TASK:
From the records, pick out and copy each line containing "this".

DATASET:
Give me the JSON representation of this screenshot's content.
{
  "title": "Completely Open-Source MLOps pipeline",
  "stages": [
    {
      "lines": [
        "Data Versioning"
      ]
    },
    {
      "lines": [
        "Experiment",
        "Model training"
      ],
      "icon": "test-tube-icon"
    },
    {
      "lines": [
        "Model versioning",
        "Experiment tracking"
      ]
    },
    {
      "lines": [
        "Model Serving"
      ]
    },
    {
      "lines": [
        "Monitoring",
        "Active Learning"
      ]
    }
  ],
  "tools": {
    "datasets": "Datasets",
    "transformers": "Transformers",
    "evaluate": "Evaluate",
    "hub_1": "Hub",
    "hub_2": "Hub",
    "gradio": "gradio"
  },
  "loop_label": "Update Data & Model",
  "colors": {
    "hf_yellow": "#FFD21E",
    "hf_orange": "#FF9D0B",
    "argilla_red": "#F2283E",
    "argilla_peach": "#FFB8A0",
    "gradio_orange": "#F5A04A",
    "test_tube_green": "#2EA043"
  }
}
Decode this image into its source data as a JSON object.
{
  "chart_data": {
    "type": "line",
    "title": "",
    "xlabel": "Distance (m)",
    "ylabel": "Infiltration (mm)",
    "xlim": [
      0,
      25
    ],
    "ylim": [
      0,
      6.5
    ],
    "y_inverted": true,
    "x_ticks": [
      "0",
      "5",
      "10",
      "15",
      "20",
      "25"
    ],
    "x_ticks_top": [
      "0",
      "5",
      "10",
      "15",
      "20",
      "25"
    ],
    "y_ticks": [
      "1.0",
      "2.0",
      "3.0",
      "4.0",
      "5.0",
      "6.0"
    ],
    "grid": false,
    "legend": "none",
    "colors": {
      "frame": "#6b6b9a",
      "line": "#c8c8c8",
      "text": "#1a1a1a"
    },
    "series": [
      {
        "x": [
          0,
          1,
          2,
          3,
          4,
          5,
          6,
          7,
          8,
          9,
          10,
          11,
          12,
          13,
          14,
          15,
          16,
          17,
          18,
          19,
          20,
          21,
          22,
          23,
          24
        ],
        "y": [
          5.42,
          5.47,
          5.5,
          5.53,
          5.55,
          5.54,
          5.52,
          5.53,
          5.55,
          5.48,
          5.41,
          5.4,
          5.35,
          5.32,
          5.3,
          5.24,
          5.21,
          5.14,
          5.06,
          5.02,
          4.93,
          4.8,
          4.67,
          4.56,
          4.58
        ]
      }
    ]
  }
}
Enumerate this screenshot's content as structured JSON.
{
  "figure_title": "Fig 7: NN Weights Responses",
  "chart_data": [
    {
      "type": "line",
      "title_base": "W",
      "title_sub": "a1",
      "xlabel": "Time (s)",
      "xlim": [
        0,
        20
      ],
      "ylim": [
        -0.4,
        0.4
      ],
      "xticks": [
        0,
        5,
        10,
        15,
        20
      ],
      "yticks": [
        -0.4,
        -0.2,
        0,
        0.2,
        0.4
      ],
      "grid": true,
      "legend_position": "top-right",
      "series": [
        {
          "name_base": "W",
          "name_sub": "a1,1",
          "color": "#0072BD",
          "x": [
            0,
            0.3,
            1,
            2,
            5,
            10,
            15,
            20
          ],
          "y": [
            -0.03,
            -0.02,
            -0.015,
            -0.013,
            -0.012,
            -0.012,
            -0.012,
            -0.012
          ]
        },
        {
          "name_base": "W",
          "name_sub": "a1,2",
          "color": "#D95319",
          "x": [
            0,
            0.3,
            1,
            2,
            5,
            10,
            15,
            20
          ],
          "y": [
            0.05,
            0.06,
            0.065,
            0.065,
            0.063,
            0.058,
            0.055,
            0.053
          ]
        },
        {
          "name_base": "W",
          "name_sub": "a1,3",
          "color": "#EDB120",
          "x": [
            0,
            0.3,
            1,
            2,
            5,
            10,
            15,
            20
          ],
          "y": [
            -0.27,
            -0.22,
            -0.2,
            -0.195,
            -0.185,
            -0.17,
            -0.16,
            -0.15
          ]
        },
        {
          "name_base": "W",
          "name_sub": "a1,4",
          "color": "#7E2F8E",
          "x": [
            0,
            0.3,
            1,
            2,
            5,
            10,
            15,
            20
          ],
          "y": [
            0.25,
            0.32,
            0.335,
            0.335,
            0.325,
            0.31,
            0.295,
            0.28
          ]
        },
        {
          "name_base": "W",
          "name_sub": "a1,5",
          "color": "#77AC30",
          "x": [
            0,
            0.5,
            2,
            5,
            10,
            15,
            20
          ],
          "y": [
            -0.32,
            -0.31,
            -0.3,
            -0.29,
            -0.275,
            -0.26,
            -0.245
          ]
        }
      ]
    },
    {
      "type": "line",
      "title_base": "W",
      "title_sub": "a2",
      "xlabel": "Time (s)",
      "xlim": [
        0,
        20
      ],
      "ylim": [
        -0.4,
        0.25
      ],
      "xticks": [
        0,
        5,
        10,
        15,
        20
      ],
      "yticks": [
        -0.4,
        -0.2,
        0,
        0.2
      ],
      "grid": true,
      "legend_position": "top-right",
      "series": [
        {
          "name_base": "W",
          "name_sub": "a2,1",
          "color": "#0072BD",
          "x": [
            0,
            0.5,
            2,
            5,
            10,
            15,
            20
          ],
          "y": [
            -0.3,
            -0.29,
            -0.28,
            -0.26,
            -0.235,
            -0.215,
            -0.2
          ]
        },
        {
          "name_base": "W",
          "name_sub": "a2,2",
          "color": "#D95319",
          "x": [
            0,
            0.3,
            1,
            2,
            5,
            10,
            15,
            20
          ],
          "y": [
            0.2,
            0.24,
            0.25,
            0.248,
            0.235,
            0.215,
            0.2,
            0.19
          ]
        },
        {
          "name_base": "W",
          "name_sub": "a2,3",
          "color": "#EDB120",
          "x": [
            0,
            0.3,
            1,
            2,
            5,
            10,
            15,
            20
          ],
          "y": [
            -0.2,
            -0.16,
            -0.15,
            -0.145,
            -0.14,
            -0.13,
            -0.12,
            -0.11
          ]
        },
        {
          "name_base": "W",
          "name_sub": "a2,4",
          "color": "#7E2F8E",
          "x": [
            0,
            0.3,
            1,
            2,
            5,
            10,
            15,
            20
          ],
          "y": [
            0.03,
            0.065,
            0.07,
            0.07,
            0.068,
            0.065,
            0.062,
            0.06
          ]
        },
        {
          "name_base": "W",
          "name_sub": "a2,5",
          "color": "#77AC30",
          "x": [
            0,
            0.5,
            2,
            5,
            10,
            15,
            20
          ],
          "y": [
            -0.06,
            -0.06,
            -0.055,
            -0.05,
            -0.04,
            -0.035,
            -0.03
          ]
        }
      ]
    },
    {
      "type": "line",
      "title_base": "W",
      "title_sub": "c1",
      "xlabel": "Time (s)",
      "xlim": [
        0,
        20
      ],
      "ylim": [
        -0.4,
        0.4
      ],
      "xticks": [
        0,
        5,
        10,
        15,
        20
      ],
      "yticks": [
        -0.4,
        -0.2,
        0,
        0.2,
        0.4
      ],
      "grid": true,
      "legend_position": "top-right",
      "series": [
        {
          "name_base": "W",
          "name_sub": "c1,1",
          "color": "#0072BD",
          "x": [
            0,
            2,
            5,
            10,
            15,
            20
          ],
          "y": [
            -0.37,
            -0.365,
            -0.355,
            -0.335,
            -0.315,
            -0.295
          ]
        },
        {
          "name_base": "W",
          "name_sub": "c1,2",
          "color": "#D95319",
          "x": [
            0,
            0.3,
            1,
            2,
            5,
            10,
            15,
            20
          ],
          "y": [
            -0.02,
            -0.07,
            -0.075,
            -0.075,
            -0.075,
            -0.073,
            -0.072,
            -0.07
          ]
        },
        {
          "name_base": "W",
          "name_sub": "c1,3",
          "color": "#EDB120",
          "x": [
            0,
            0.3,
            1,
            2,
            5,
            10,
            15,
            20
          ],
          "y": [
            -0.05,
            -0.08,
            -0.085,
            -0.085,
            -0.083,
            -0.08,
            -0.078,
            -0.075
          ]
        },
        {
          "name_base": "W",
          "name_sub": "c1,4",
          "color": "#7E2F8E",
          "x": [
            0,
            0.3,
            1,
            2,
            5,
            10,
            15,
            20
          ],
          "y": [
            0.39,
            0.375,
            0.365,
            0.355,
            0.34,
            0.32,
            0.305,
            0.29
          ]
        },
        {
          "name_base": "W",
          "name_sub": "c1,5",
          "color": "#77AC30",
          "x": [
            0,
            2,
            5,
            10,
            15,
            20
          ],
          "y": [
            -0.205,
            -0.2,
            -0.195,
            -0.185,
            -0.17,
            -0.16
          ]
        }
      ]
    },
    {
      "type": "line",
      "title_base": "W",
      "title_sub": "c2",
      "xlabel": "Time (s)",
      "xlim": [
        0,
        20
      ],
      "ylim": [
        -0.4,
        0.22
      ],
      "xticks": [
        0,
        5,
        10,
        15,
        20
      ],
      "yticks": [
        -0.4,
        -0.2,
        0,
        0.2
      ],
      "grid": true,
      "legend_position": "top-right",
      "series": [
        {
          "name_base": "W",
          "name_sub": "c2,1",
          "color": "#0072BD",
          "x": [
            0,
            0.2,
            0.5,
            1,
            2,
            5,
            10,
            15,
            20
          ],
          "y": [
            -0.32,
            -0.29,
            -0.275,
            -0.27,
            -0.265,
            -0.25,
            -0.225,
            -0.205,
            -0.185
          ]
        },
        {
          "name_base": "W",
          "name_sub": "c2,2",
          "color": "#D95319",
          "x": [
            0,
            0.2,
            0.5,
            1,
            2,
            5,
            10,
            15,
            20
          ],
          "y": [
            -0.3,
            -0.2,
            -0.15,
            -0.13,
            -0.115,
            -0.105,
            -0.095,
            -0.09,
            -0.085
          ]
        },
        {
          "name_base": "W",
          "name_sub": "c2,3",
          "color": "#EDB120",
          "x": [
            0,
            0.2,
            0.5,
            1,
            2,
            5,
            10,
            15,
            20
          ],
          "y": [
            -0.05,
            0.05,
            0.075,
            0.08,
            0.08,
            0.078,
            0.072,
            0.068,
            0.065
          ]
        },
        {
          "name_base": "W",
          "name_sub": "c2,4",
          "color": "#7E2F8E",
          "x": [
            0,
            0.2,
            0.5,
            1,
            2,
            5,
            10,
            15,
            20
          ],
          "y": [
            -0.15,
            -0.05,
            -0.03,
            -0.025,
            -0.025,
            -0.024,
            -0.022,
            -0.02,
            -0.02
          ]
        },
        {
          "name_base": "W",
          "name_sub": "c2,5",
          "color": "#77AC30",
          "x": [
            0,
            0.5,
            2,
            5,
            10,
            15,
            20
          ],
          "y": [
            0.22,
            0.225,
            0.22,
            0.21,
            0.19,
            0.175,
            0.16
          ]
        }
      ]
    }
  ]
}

RESULT:
Give me the JSON representation of this screenshot's content.
Decode this image into its source data as a JSON object.
Enumerate this screenshot's content as structured JSON.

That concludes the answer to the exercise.